Provided information:
******************************
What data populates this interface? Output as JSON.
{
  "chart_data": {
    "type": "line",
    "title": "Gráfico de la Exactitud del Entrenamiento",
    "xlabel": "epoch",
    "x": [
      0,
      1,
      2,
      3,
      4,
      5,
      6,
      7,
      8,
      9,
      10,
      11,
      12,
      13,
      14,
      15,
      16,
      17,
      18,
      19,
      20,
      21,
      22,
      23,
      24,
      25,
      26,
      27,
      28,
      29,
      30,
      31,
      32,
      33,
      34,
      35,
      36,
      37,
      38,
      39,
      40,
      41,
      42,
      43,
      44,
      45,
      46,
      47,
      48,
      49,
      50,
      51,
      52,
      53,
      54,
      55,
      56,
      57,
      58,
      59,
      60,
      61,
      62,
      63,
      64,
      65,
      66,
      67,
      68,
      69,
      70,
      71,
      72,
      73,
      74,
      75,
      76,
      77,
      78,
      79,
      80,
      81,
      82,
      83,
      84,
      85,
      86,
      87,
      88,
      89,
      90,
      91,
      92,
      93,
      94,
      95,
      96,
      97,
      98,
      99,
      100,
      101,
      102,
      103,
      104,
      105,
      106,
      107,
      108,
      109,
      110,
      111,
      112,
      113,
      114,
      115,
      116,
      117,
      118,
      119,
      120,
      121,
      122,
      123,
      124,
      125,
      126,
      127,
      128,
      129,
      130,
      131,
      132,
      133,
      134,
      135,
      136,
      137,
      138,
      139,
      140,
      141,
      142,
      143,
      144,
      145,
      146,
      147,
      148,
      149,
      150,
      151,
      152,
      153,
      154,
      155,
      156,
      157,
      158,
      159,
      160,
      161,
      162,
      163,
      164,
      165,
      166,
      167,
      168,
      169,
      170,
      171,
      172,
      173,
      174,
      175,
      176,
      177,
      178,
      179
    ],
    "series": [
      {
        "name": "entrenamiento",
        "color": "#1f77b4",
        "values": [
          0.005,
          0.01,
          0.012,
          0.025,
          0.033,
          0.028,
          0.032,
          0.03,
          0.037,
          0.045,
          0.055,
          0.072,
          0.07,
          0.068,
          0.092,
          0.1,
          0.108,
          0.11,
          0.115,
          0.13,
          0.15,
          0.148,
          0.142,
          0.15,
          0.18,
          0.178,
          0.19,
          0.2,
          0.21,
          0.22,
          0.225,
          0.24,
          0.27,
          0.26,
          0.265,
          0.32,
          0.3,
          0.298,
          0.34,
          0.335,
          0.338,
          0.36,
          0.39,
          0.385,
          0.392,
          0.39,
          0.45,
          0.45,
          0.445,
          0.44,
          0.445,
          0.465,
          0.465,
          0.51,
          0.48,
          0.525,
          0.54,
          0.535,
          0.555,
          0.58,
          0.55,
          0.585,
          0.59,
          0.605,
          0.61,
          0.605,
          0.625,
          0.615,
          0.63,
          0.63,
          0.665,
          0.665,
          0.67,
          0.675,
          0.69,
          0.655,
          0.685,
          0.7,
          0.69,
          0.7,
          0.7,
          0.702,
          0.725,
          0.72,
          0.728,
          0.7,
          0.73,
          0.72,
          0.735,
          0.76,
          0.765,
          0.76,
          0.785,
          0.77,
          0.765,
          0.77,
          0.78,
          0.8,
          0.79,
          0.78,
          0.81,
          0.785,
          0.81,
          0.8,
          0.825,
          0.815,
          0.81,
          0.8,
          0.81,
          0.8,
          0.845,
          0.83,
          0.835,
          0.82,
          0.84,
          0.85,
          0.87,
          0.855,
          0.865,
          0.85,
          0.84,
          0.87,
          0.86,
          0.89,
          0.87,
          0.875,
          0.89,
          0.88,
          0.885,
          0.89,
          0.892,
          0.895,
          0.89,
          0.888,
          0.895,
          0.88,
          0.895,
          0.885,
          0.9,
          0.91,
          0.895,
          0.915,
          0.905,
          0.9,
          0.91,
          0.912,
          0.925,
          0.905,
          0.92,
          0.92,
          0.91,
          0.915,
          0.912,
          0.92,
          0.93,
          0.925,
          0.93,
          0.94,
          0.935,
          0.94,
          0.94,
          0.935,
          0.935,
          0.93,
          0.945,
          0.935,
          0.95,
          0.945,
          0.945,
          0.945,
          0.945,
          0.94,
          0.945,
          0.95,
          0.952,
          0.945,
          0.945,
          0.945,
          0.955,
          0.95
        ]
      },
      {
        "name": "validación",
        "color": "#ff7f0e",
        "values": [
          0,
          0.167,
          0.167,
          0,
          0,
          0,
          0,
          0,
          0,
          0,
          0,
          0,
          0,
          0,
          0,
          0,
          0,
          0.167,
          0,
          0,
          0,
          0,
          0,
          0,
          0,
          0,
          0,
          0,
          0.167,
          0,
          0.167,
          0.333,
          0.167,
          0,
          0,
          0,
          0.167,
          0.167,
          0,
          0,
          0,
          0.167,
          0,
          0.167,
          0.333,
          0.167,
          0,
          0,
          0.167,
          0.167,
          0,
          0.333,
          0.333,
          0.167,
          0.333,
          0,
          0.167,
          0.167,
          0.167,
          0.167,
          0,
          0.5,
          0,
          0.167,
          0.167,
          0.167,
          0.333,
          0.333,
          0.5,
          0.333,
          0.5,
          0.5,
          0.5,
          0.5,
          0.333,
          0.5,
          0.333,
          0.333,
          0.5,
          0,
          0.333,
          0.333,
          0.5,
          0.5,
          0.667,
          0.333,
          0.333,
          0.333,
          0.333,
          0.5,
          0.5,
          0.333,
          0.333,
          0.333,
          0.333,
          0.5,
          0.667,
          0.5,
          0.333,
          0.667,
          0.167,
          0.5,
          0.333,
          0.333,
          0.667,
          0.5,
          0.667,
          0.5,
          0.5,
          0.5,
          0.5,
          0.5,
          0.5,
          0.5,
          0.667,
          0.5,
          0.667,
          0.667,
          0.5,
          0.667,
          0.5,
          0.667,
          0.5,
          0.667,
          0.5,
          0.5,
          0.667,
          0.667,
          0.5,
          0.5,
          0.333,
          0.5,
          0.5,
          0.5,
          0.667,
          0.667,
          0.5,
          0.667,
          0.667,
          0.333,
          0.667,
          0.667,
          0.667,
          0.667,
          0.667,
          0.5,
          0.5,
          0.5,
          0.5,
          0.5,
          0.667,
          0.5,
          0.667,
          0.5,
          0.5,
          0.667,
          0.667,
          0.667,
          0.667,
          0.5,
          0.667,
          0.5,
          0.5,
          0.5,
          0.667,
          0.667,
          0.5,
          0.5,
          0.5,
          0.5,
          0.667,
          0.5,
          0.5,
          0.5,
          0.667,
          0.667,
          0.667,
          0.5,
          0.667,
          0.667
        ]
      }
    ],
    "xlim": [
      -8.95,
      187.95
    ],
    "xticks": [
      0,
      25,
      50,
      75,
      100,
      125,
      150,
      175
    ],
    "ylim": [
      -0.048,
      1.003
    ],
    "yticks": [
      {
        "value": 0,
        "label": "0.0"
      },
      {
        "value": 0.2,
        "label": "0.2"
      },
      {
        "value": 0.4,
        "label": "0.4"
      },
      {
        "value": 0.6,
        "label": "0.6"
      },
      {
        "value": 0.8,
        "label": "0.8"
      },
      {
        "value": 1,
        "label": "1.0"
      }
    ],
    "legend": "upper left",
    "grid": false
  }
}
******************************
Brief: Reproduce all the data word for word.

Reply:
What data populates this interface? Output as JSON.
{
  "chart_data": {
    "type": "line",
    "title": "Gráfico de la Exactitud del Entrenamiento",
    "xlabel": "epoch",
    "x": [
      0,
      1,
      2,
      3,
      4,
      5,
      6,
      7,
      8,
      9,
      10,
      11,
      12,
      13,
      14,
      15,
      16,
      17,
      18,
      19,
      20,
      21,
      22,
      23,
      24,
      25,
      26,
      27,
      28,
      29,
      30,
      31,
      32,
      33,
      34,
      35,
      36,
      37,
      38,
      39,
      40,
      41,
      42,
      43,
      44,
      45,
      46,
      47,
      48,
      49,
      50,
      51,
      52,
      53,
      54,
      55,
      56,
      57,
      58,
      59,
      60,
      61,
      62,
      63,
      64,
      65,
      66,
      67,
      68,
      69,
      70,
      71,
      72,
      73,
      74,
      75,
      76,
      77,
      78,
      79,
      80,
      81,
      82,
      83,
      84,
      85,
      86,
      87,
      88,
      89,
      90,
      91,
      92,
      93,
      94,
      95,
      96,
      97,
      98,
      99,
      100,
      101,
      102,
      103,
      104,
      105,
      106,
      107,
      108,
      109,
      110,
      111,
      112,
      113,
      114,
      115,
      116,
      117,
      118,
      119,
      120,
      121,
      122,
      123,
      124,
      125,
      126,
      127,
      128,
      129,
      130,
      131,
      132,
      133,
      134,
      135,
      136,
      137,
      138,
      139,
      140,
      141,
      142,
      143,
      144,
      145,
      146,
      147,
      148,
      149,
      150,
      151,
      152,
      153,
      154,
      155,
      156,
      157,
      158,
      159,
      160,
      161,
      162,
      163,
      164,
      165,
      166,
      167,
      168,
      169,
      170,
      171,
      172,
      173,
      174,
      175,
      176,
      177,
      178,
      179
    ],
    "series": [
      {
        "name": "entrenamiento",
        "color": "#1f77b4",
        "values": [
          0.005,
          0.01,
          0.012,
          0.025,
          0.033,
          0.028,
          0.032,
          0.03,
          0.037,
          0.045,
          0.055,
          0.072,
          0.07,
          0.068,
          0.092,
          0.1,
          0.108,
          0.11,
          0.115,
          0.13,
          0.15,
          0.148,
          0.142,
          0.15,
          0.18,
          0.178,
          0.19,
          0.2,
          0.21,
          0.22,
          0.225,
          0.24,
          0.27,
          0.26,
          0.265,
          0.32,
          0.3,
          0.298,
          0.34,
          0.335,
          0.338,
          0.36,
          0.39,
          0.385,
          0.392,
          0.39,
          0.45,
          0.45,
          0.445,
          0.44,
          0.445,
          0.465,
          0.465,
          0.51,
          0.48,
          0.525,
          0.54,
          0.535,
          0.555,
          0.58,
          0.55,
          0.585,
          0.59,
          0.605,
          0.61,
          0.605,
          0.625,
          0.615,
          0.63,
          0.63,
          0.665,
          0.665,
          0.67,
          0.675,
          0.69,
          0.655,
          0.685,
          0.7,
          0.69,
          0.7,
          0.7,
          0.702,
          0.725,
          0.72,
          0.728,
          0.7,
          0.73,
          0.72,
          0.735,
          0.76,
          0.765,
          0.76,
          0.785,
          0.77,
          0.765,
          0.77,
          0.78,
          0.8,
          0.79,
          0.78,
          0.81,
          0.785,
          0.81,
          0.8,
          0.825,
          0.815,
          0.81,
          0.8,
          0.81,
          0.8,
          0.845,
          0.83,
          0.835,
          0.82,
          0.84,
          0.85,
          0.87,
          0.855,
          0.865,
          0.85,
          0.84,
          0.87,
          0.86,
          0.89,
          0.87,
          0.875,
          0.89,
          0.88,
          0.885,
          0.89,
          0.892,
          0.895,
          0.89,
          0.888,
          0.895,
          0.88,
          0.895,
          0.885,
          0.9,
          0.91,
          0.895,
          0.915,
          0.905,
          0.9,
          0.91,
          0.912,
          0.925,
          0.905,
          0.92,
          0.92,
          0.91,
          0.915,
          0.912,
          0.92,
          0.93,
          0.925,
          0.93,
          0.94,
          0.935,
          0.94,
          0.94,
          0.935,
          0.935,
          0.93,
          0.945,
          0.935,
          0.95,
          0.945,
          0.945,
          0.945,
          0.945,
          0.94,
          0.945,
          0.95,
          0.952,
          0.945,
          0.945,
          0.945,
          0.955,
          0.95
        ]
      },
      {
        "name": "validación",
        "color": "#ff7f0e",
        "values": [
          0,
          0.167,
          0.167,
          0,
          0,
          0,
          0,
          0,
          0,
          0,
          0,
          0,
          0,
          0,
          0,
          0,
          0,
          0.167,
          0,
          0,
          0,
          0,
          0,
          0,
          0,
          0,
          0,
          0,
          0.167,
          0,
          0.167,
          0.333,
          0.167,
          0,
          0,
          0,
          0.167,
          0.167,
          0,
          0,
          0,
          0.167,
          0,
          0.167,
          0.333,
          0.167,
          0,
          0,
          0.167,
          0.167,
          0,
          0.333,
          0.333,
          0.167,
          0.333,
          0,
          0.167,
          0.167,
          0.167,
          0.167,
          0,
          0.5,
          0,
          0.167,
          0.167,
          0.167,
          0.333,
          0.333,
          0.5,
          0.333,
          0.5,
          0.5,
          0.5,
          0.5,
          0.333,
          0.5,
          0.333,
          0.333,
          0.5,
          0,
          0.333,
          0.333,
          0.5,
          0.5,
          0.667,
          0.333,
          0.333,
          0.333,
          0.333,
          0.5,
          0.5,
          0.333,
          0.333,
          0.333,
          0.333,
          0.5,
          0.667,
          0.5,
          0.333,
          0.667,
          0.167,
          0.5,
          0.333,
          0.333,
          0.667,
          0.5,
          0.667,
          0.5,
          0.5,
          0.5,
          0.5,
          0.5,
          0.5,
          0.5,
          0.667,
          0.5,
          0.667,
          0.667,
          0.5,
          0.667,
          0.5,
          0.667,
          0.5,
          0.667,
          0.5,
          0.5,
          0.667,
          0.667,
          0.5,
          0.5,
          0.333,
          0.5,
          0.5,
          0.5,
          0.667,
          0.667,
          0.5,
          0.667,
          0.667,
          0.333,
          0.667,
          0.667,
          0.667,
          0.667,
          0.667,
          0.5,
          0.5,
          0.5,
          0.5,
          0.5,
          0.667,
          0.5,
          0.667,
          0.5,
          0.5,
          0.667,
          0.667,
          0.667,
          0.667,
          0.5,
          0.667,
          0.5,
          0.5,
          0.5,
          0.667,
          0.667,
          0.5,
          0.5,
          0.5,
          0.5,
          0.667,
          0.5,
          0.5,
          0.5,
          0.667,
          0.667,
          0.667,
          0.5,
          0.667,
          0.667
        ]
      }
    ],
    "xlim": [
      -8.95,
      187.95
    ],
    "xticks": [
      0,
      25,
      50,
      75,
      100,
      125,
      150,
      175
    ],
    "ylim": [
      -0.048,
      1.003
    ],
    "yticks": [
      {
        "value": 0,
        "label": "0.0"
      },
      {
        "value": 0.2,
        "label": "0.2"
      },
      {
        "value": 0.4,
        "label": "0.4"
      },
      {
        "value": 0.6,
        "label": "0.6"
      },
      {
        "value": 0.8,
        "label": "0.8"
      },
      {
        "value": 1,
        "label": "1.0"
      }
    ],
    "legend": "upper left",
    "grid": false
  }
}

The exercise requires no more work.